━━━━━ Dataset entries ━━━━━
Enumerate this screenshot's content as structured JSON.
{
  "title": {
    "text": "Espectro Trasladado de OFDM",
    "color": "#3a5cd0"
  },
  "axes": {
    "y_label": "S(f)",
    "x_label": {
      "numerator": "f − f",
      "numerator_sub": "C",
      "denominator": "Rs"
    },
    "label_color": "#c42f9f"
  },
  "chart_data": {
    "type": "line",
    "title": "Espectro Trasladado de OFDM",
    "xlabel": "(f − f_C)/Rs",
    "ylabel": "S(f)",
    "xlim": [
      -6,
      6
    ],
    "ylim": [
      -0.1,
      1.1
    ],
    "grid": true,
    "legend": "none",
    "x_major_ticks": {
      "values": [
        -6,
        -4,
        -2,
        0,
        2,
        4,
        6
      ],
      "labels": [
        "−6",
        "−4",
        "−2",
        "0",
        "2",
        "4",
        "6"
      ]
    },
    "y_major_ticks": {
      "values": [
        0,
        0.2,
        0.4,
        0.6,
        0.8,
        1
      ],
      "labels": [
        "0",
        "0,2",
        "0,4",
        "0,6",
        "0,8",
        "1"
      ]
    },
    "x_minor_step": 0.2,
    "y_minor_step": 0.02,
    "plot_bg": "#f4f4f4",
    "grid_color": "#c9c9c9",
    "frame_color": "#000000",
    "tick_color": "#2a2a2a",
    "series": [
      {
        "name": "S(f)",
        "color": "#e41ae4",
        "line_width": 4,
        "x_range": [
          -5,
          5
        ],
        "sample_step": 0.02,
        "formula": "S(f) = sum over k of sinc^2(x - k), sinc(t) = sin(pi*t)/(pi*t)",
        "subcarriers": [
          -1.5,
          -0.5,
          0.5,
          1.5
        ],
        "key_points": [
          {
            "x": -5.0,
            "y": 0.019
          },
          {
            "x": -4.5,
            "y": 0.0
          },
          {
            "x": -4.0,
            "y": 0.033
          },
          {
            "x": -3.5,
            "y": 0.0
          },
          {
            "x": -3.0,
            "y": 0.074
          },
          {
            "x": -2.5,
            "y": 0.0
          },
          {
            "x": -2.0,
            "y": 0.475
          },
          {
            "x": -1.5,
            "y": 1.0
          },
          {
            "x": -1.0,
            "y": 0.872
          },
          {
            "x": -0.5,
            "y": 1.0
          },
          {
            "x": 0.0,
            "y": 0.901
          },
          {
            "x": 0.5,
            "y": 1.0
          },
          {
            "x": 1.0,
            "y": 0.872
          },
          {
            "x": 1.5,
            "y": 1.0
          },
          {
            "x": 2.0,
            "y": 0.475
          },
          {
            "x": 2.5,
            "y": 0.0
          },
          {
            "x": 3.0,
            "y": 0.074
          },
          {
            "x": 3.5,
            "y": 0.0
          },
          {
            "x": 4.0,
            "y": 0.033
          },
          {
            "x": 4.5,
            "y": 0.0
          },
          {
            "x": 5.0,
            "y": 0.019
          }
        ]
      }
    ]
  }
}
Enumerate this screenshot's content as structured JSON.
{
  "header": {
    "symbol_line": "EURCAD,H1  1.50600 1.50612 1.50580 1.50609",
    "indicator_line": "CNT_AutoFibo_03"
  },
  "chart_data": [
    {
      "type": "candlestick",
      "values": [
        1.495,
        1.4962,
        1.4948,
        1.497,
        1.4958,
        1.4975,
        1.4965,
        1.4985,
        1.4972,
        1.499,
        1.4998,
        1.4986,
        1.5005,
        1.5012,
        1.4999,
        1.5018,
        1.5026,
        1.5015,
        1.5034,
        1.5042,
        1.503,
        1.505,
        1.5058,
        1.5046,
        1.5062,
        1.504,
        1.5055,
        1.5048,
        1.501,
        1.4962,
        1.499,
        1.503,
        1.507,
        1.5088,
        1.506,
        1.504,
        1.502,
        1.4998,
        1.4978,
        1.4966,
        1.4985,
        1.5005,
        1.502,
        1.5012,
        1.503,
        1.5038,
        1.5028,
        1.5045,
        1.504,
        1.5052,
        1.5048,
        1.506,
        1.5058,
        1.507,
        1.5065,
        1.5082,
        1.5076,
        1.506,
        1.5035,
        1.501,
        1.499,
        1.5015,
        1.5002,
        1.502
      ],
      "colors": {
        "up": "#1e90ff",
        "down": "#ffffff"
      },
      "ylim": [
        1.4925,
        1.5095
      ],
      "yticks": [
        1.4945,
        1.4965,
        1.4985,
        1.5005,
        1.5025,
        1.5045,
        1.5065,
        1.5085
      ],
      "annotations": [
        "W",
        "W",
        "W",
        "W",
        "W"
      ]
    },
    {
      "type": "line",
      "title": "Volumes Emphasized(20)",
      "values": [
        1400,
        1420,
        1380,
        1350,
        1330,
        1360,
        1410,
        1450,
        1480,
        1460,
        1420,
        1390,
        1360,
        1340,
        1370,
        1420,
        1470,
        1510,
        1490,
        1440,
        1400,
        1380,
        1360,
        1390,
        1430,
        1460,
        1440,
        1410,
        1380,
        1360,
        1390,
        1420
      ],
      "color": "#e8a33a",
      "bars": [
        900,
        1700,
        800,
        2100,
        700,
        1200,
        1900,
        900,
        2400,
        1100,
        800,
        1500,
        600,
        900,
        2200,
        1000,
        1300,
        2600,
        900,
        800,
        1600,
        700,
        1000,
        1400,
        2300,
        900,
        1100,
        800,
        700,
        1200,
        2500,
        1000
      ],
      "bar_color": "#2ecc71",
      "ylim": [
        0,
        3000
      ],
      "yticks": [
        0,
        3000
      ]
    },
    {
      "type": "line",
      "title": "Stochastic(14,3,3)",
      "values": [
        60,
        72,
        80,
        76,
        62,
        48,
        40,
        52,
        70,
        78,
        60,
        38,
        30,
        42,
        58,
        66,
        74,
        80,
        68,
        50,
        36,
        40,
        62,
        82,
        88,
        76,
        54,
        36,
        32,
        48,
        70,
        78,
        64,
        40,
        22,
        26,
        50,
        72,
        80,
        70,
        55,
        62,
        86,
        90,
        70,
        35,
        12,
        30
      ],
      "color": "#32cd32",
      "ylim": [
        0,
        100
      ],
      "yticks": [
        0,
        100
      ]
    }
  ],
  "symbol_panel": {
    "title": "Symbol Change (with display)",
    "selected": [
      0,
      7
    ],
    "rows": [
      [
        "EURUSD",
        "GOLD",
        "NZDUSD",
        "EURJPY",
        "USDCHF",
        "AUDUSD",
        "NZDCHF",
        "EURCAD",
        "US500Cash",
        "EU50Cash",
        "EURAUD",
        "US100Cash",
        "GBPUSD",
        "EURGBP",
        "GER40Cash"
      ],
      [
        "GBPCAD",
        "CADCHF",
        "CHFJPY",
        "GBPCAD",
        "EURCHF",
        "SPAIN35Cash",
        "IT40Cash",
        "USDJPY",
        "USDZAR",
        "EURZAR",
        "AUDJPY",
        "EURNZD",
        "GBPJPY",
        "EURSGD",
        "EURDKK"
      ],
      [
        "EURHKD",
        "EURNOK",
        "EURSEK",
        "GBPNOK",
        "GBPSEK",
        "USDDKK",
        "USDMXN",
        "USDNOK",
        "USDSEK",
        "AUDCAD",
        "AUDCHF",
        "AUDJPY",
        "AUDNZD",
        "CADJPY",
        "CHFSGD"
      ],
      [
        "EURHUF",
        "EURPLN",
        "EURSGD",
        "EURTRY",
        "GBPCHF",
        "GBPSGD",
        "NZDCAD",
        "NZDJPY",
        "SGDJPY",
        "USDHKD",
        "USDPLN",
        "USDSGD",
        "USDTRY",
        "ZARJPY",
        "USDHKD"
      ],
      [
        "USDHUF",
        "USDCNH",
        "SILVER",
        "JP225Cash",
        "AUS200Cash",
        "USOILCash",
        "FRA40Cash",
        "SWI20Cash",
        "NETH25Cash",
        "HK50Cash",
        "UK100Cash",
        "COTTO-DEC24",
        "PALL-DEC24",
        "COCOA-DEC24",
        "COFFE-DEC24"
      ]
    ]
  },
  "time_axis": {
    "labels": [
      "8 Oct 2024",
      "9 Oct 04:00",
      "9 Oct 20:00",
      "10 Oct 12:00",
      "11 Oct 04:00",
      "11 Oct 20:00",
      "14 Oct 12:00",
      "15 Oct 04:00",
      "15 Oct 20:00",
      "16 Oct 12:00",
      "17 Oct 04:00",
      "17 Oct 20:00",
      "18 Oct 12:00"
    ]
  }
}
━━━━━
Copy every line above in which the string "title" shows up.

**The answer**
  "title": {
    "title": "Espectro Trasladado de OFDM",
      "title": "Volumes Emphasized(20)",
      "title": "Stochastic(14,3,3)",
    "title": "Symbol Change (with display)",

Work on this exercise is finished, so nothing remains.